INFORMATION GIVEN>
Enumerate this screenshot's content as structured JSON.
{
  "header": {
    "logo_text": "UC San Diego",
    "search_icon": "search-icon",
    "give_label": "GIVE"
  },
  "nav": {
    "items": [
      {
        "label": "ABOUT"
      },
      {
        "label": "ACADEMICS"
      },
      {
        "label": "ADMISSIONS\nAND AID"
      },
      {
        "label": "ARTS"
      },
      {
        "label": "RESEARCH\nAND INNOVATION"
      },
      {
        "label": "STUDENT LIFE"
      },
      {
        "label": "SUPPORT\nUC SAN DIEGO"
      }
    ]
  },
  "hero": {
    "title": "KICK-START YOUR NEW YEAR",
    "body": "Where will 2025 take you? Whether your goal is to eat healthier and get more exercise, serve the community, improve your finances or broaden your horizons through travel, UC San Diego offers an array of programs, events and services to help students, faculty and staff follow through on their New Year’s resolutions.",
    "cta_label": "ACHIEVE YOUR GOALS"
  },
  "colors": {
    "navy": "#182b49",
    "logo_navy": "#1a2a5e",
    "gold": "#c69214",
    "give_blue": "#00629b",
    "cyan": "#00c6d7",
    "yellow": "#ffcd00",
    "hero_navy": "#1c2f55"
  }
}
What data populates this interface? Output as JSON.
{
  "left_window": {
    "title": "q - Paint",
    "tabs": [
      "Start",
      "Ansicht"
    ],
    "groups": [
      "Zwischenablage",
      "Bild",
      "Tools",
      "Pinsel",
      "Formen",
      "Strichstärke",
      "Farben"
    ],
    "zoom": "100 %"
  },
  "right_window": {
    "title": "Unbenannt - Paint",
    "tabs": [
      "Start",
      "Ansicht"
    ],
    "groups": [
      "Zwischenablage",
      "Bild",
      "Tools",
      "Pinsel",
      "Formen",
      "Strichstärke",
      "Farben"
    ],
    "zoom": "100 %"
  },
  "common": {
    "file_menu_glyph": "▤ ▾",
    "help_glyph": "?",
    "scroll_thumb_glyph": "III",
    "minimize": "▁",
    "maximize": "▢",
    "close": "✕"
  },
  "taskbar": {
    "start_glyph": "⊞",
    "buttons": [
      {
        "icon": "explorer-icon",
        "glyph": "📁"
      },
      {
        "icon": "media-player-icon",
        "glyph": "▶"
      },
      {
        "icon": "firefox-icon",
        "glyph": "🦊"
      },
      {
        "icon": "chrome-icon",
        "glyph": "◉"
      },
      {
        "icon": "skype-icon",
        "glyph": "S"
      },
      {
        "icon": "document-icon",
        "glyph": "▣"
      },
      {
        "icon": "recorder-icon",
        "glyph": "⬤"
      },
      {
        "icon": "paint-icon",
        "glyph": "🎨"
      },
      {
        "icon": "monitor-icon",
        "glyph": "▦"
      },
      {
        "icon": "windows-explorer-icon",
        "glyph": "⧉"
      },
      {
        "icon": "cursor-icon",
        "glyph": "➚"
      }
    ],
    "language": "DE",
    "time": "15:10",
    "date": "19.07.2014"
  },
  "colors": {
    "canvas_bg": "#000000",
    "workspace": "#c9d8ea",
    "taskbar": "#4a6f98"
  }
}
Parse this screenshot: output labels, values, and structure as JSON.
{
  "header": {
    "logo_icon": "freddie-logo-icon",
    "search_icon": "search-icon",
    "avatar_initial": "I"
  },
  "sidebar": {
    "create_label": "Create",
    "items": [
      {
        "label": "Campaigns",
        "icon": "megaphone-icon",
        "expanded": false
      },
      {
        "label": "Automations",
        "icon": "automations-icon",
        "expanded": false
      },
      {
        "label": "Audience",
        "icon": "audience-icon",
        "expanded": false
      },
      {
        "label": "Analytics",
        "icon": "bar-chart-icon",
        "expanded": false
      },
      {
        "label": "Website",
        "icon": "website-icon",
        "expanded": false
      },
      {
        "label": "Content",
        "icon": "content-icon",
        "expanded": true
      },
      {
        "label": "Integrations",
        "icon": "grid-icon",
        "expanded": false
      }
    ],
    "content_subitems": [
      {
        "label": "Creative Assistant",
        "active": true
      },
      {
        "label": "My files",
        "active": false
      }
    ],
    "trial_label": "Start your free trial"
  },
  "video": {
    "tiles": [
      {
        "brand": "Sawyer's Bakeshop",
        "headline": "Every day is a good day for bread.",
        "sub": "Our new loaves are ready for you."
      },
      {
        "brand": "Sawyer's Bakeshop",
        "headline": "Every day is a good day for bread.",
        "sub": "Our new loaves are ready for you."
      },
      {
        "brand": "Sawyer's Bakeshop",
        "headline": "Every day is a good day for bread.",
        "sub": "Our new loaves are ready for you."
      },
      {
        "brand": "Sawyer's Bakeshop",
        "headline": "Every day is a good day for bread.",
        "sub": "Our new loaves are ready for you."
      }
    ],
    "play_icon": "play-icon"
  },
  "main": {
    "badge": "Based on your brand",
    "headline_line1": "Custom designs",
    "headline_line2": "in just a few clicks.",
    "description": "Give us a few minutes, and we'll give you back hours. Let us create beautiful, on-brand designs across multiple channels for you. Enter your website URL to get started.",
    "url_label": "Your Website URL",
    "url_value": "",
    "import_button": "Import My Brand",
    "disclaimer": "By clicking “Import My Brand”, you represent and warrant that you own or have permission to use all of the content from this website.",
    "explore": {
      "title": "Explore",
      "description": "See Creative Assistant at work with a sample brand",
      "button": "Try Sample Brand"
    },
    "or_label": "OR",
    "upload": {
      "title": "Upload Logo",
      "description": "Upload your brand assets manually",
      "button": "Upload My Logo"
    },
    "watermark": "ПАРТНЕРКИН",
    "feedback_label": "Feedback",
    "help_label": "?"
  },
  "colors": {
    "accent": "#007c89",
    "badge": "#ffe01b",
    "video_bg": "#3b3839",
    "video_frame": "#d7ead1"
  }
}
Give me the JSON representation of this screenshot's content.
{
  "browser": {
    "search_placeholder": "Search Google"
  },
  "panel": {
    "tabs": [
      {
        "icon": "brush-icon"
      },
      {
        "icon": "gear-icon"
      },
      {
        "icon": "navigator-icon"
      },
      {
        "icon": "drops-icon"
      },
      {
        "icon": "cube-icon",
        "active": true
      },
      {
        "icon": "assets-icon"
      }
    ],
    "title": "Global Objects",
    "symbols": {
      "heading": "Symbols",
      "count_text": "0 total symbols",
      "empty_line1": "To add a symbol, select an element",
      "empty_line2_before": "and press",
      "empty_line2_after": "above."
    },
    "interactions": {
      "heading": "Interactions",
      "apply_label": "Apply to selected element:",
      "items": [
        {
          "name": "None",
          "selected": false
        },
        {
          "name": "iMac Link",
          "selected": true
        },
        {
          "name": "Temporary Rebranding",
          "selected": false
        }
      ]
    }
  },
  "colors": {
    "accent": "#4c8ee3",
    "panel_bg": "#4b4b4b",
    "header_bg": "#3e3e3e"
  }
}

WHAT TO DO> Type the whole listing again, unaltered.

EXPECTED ANSWER>
Enumerate this screenshot's content as structured JSON.
{
  "header": {
    "logo_text": "UC San Diego",
    "search_icon": "search-icon",
    "give_label": "GIVE"
  },
  "nav": {
    "items": [
      {
        "label": "ABOUT"
      },
      {
        "label": "ACADEMICS"
      },
      {
        "label": "ADMISSIONS\nAND AID"
      },
      {
        "label": "ARTS"
      },
      {
        "label": "RESEARCH\nAND INNOVATION"
      },
      {
        "label": "STUDENT LIFE"
      },
      {
        "label": "SUPPORT\nUC SAN DIEGO"
      }
    ]
  },
  "hero": {
    "title": "KICK-START YOUR NEW YEAR",
    "body": "Where will 2025 take you? Whether your goal is to eat healthier and get more exercise, serve the community, improve your finances or broaden your horizons through travel, UC San Diego offers an array of programs, events and services to help students, faculty and staff follow through on their New Year’s resolutions.",
    "cta_label": "ACHIEVE YOUR GOALS"
  },
  "colors": {
    "navy": "#182b49",
    "logo_navy": "#1a2a5e",
    "gold": "#c69214",
    "give_blue": "#00629b",
    "cyan": "#00c6d7",
    "yellow": "#ffcd00",
    "hero_navy": "#1c2f55"
  }
}
What data populates this interface? Output as JSON.
{
  "left_window": {
    "title": "q - Paint",
    "tabs": [
      "Start",
      "Ansicht"
    ],
    "groups": [
      "Zwischenablage",
      "Bild",
      "Tools",
      "Pinsel",
      "Formen",
      "Strichstärke",
      "Farben"
    ],
    "zoom": "100 %"
  },
  "right_window": {
    "title": "Unbenannt - Paint",
    "tabs": [
      "Start",
      "Ansicht"
    ],
    "groups": [
      "Zwischenablage",
      "Bild",
      "Tools",
      "Pinsel",
      "Formen",
      "Strichstärke",
      "Farben"
    ],
    "zoom": "100 %"
  },
  "common": {
    "file_menu_glyph": "▤ ▾",
    "help_glyph": "?",
    "scroll_thumb_glyph": "III",
    "minimize": "▁",
    "maximize": "▢",
    "close": "✕"
  },
  "taskbar": {
    "start_glyph": "⊞",
    "buttons": [
      {
        "icon": "explorer-icon",
        "glyph": "📁"
      },
      {
        "icon": "media-player-icon",
        "glyph": "▶"
      },
      {
        "icon": "firefox-icon",
        "glyph": "🦊"
      },
      {
        "icon": "chrome-icon",
        "glyph": "◉"
      },
      {
        "icon": "skype-icon",
        "glyph": "S"
      },
      {
        "icon": "document-icon",
        "glyph": "▣"
      },
      {
        "icon": "recorder-icon",
        "glyph": "⬤"
      },
      {
        "icon": "paint-icon",
        "glyph": "🎨"
      },
      {
        "icon": "monitor-icon",
        "glyph": "▦"
      },
      {
        "icon": "windows-explorer-icon",
        "glyph": "⧉"
      },
      {
        "icon": "cursor-icon",
        "glyph": "➚"
      }
    ],
    "language": "DE",
    "time": "15:10",
    "date": "19.07.2014"
  },
  "colors": {
    "canvas_bg": "#000000",
    "workspace": "#c9d8ea",
    "taskbar": "#4a6f98"
  }
}
Parse this screenshot: output labels, values, and structure as JSON.
{
  "header": {
    "logo_icon": "freddie-logo-icon",
    "search_icon": "search-icon",
    "avatar_initial": "I"
  },
  "sidebar": {
    "create_label": "Create",
    "items": [
      {
        "label": "Campaigns",
        "icon": "megaphone-icon",
        "expanded": false
      },
      {
        "label": "Automations",
        "icon": "automations-icon",
        "expanded": false
      },
      {
        "label": "Audience",
        "icon": "audience-icon",
        "expanded": false
      },
      {
        "label": "Analytics",
        "icon": "bar-chart-icon",
        "expanded": false
      },
      {
        "label": "Website",
        "icon": "website-icon",
        "expanded": false
      },
      {
        "label": "Content",
        "icon": "content-icon",
        "expanded": true
      },
      {
        "label": "Integrations",
        "icon": "grid-icon",
        "expanded": false
      }
    ],
    "content_subitems": [
      {
        "label": "Creative Assistant",
        "active": true
      },
      {
        "label": "My files",
        "active": false
      }
    ],
    "trial_label": "Start your free trial"
  },
  "video": {
    "tiles": [
      {
        "brand": "Sawyer's Bakeshop",
        "headline": "Every day is a good day for bread.",
        "sub": "Our new loaves are ready for you."
      },
      {
        "brand": "Sawyer's Bakeshop",
        "headline": "Every day is a good day for bread.",
        "sub": "Our new loaves are ready for you."
      },
      {
        "brand": "Sawyer's Bakeshop",
        "headline": "Every day is a good day for bread.",
        "sub": "Our new loaves are ready for you."
      },
      {
        "brand": "Sawyer's Bakeshop",
        "headline": "Every day is a good day for bread.",
        "sub": "Our new loaves are ready for you."
      }
    ],
    "play_icon": "play-icon"
  },
  "main": {
    "badge": "Based on your brand",
    "headline_line1": "Custom designs",
    "headline_line2": "in just a few clicks.",
    "description": "Give us a few minutes, and we'll give you back hours. Let us create beautiful, on-brand designs across multiple channels for you. Enter your website URL to get started.",
    "url_label": "Your Website URL",
    "url_value": "",
    "import_button": "Import My Brand",
    "disclaimer": "By clicking “Import My Brand”, you represent and warrant that you own or have permission to use all of the content from this website.",
    "explore": {
      "title": "Explore",
      "description": "See Creative Assistant at work with a sample brand",
      "button": "Try Sample Brand"
    },
    "or_label": "OR",
    "upload": {
      "title": "Upload Logo",
      "description": "Upload your brand assets manually",
      "button": "Upload My Logo"
    },
    "watermark": "ПАРТНЕРКИН",
    "feedback_label": "Feedback",
    "help_label": "?"
  },
  "colors": {
    "accent": "#007c89",
    "badge": "#ffe01b",
    "video_bg": "#3b3839",
    "video_frame": "#d7ead1"
  }
}
Give me the JSON representation of this screenshot's content.
{
  "browser": {
    "search_placeholder": "Search Google"
  },
  "panel": {
    "tabs": [
      {
        "icon": "brush-icon"
      },
      {
        "icon": "gear-icon"
      },
      {
        "icon": "navigator-icon"
      },
      {
        "icon": "drops-icon"
      },
      {
        "icon": "cube-icon",
        "active": true
      },
      {
        "icon": "assets-icon"
      }
    ],
    "title": "Global Objects",
    "symbols": {
      "heading": "Symbols",
      "count_text": "0 total symbols",
      "empty_line1": "To add a symbol, select an element",
      "empty_line2_before": "and press",
      "empty_line2_after": "above."
    },
    "interactions": {
      "heading": "Interactions",
      "apply_label": "Apply to selected element:",
      "items": [
        {
          "name": "None",
          "selected": false
        },
        {
          "name": "iMac Link",
          "selected": true
        },
        {
          "name": "Temporary Rebranding",
          "selected": false
        }
      ]
    }
  },
  "colors": {
    "accent": "#4c8ee3",
    "panel_bg": "#4b4b4b",
    "header_bg": "#3e3e3e"
  }
}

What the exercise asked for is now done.